(Data entries)
:::::

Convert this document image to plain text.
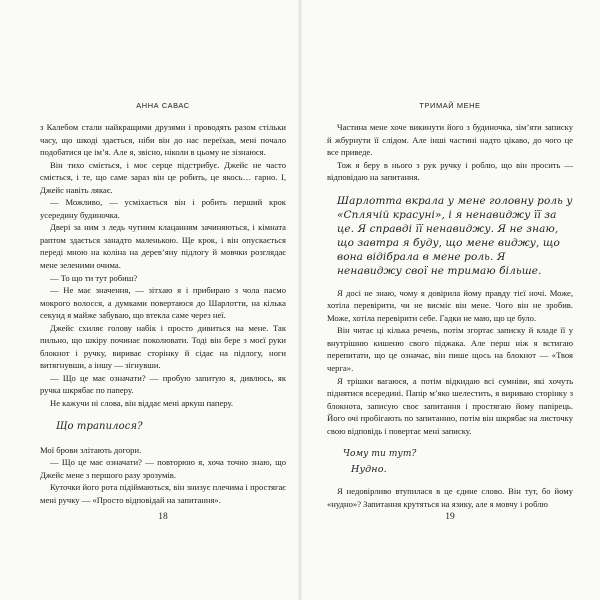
АННА САВАС

з Калебом стали найкращими друзями і проводять разом стільки часу, що шкоді здається, ніби він до нас переїхав, мені почало подобатися це ім’я. Але я, звісно, ніколи в цьому не зізнаюся.

Він тихо сміється, і моє серце підстрибує. Джейс не часто сміється, і те, що саме зараз він це робить, це якось… гарно. І, Джейс навіть лякає.

— Можливо, — усміхається він і робить перший крок усередину будиночка.

Двері за ним з ледь чутним клацанням зачиняються, і кімната раптом здається занадто маленькою. Ще крок, і він опускається переді мною на коліна на дерев’яну підлогу й мовчки розглядає мене зеленими очима.

— То що ти тут робиш?

— Не має значення, — зітхаю я і прибираю з чола пасмо мокрого волосся, а думками повертаюся до Шарлотти, на кілька секунд я майже забуваю, що втекла саме через неї.

Джейс схиляє голову набік і просто дивиться на мене. Так пильно, що шкіру починає поколювати. Тоді він бере з моєї руки блокнот і ручку, вириває сторінку й сідає на підлогу, ноги витягнувши, а іншу — зігнувши.

— Що це має означати? — пробую запитую я, дивлюсь, як ручка шкрябає по паперу.

Не кажучи ні слова, він віддає мені аркуш паперу.

Що трапилося?

Мої брови злітають догори.

— Що це має означати? — повторюю я, хоча точно знаю, що Джейс мене з першого разу зрозумів.

Куточки його рота підіймаються, він знизує плечима і простягає мені ручку — «Просто відповідай на запитання».

18
ТРИМАЙ МЕНЕ

Частина мене хоче викинути його з будиночка, зім’яти записку й жбурнути її слідом. Але інші частині надто цікаво, до чого це все приведе.

Тож я беру в нього з рук ручку і роблю, що він просить — відповідаю на запитання.

Шарлотта вкрала у мене головну роль у «Сплячій красуні», і я ненавиджу її за це. Я справді її ненавиджу. Я не знаю, що завтра я буду, що мене виджу, що вона відібрала в мене роль. Я ненавиджу свої не тримаю більше.

Я досі не знаю, чому я довірила йому правду тієї ночі. Може, хотіла перевірити, чи не висміє він мене. Чого він не зробив. Може, хотіла перевірити себе. Гадки не маю, що це було.

Він читає ці кілька речень, потім згортає записку й кладе її у внутрішню кишеню свого піджака. Але перш ніж я встигаю перепитати, що це означає, він пише щось на блокнот — «Твоя черга».

Я трішки вагаюся, а потім відкидаю всі сумніви, які хочуть піднятися всередині. Папір м’яко шелестить, я вириваю сторінку з блокнота, записую своє запитання і простягаю йому папірець. Його очі пробігають по запитанню, потім він шкрябає на листочку свою відповідь і повертає мені записку.

Чому ти тут?
Нудно.

Я недовірливо втупилася в це єдине слово. Він тут, бо йому «нудно»? Запитання крутяться на язику, але я мовчу і роблю

19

:::::

Exercise instructions>
Identify and copy lines that hold the string "ручку".

In response>
Джейс схиляє голову набік і просто дивиться на мене. Так пильно, що шкіру починає поколювати. Тоді він бере з моєї руки блокнот і ручку, вириває сторінку й сідає на підлогу, ноги витягнувши, а іншу — зігнувши.
Куточки його рота підіймаються, він знизує плечима і простягає мені ручку — «Просто відповідай на запитання».
Тож я беру в нього з рук ручку і роблю, що він просить — відповідаю на запитання.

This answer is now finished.